Dataset items
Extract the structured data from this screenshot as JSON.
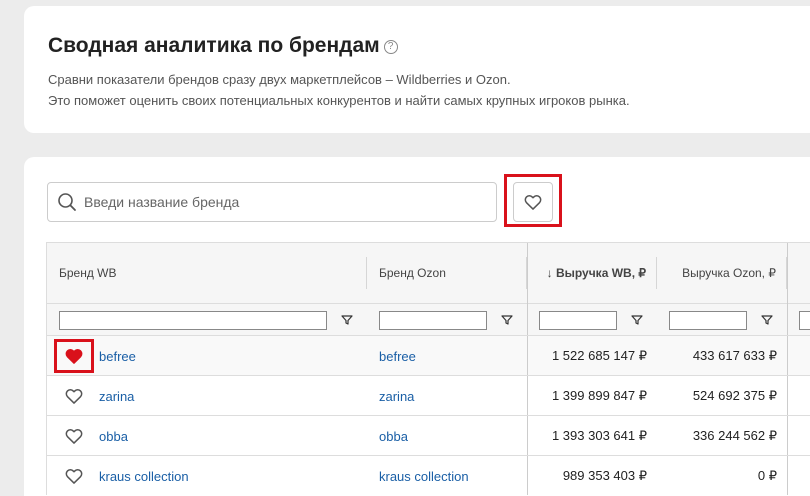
{
  "header": {
    "title": "Сводная аналитика по брендам",
    "help_icon": "?",
    "desc_line1": "Сравни показатели брендов сразу двух маркетплейсов – Wildberries и Ozon.",
    "desc_line2": "Это поможет оценить своих потенциальных конкурентов и найти самых крупных игроков рынка."
  },
  "search": {
    "placeholder": "Введи название бренда",
    "value": ""
  },
  "colors": {
    "accent_red": "#d9111b",
    "link": "#1a5fa6"
  },
  "table": {
    "columns": [
      {
        "label": "Бренд WB"
      },
      {
        "label": "Бренд Ozon"
      },
      {
        "label": "↓ Выручка WB, ₽"
      },
      {
        "label": "Выручка Ozon, ₽"
      }
    ],
    "rows": [
      {
        "favorite": true,
        "brand_wb": "befree",
        "brand_ozon": "befree",
        "revenue_wb": "1 522 685 147 ₽",
        "revenue_ozon": "433 617 633 ₽"
      },
      {
        "favorite": false,
        "brand_wb": "zarina",
        "brand_ozon": "zarina",
        "revenue_wb": "1 399 899 847 ₽",
        "revenue_ozon": "524 692 375 ₽"
      },
      {
        "favorite": false,
        "brand_wb": "obba",
        "brand_ozon": "obba",
        "revenue_wb": "1 393 303 641 ₽",
        "revenue_ozon": "336 244 562 ₽"
      },
      {
        "favorite": false,
        "brand_wb": "kraus collection",
        "brand_ozon": "kraus collection",
        "revenue_wb": "989 353 403 ₽",
        "revenue_ozon": "0 ₽"
      }
    ]
  }
}
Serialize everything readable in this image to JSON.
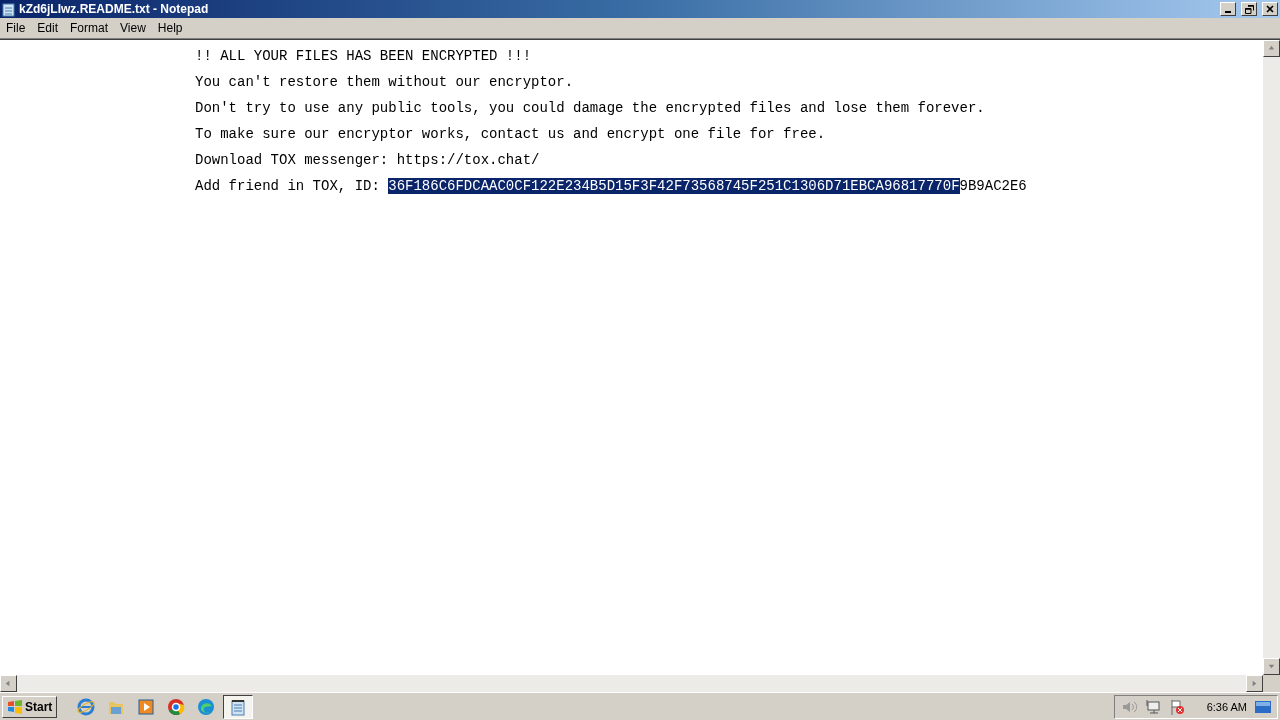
{
  "window": {
    "title": "kZd6jLIwz.README.txt - Notepad"
  },
  "menu": [
    "File",
    "Edit",
    "Format",
    "View",
    "Help"
  ],
  "document": {
    "lines": [
      {
        "segments": [
          {
            "text": "!! ALL YOUR FILES HAS BEEN ENCRYPTED !!!",
            "selected": false
          }
        ]
      },
      {
        "segments": [
          {
            "text": "You can't restore them without our encryptor.",
            "selected": false
          }
        ]
      },
      {
        "segments": [
          {
            "text": "Don't try to use any public tools, you could damage the encrypted files and lose them forever.",
            "selected": false
          }
        ]
      },
      {
        "segments": [
          {
            "text": "To make sure our encryptor works, contact us and encrypt one file for free.",
            "selected": false
          }
        ]
      },
      {
        "segments": [
          {
            "text": "Download TOX messenger: https://tox.chat/",
            "selected": false
          }
        ]
      },
      {
        "segments": [
          {
            "text": "Add friend in TOX, ID: ",
            "selected": false
          },
          {
            "text": "36F186C6FDCAAC0CF122E234B5D15F3F42F73568745F251C1306D71EBCA96817770F",
            "selected": true
          },
          {
            "text": "9B9AC2E6",
            "selected": false
          }
        ]
      }
    ]
  },
  "taskbar": {
    "start": "Start",
    "apps": [
      {
        "kind": "ie",
        "active": false
      },
      {
        "kind": "folder",
        "active": false
      },
      {
        "kind": "media",
        "active": false
      },
      {
        "kind": "chrome",
        "active": false
      },
      {
        "kind": "edge",
        "active": false
      },
      {
        "kind": "notepad",
        "active": true
      }
    ],
    "clock": "6:36 AM"
  }
}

Objective: Look through the entries above and report the number of lines that contain "title". Write only the number.

Answer: 2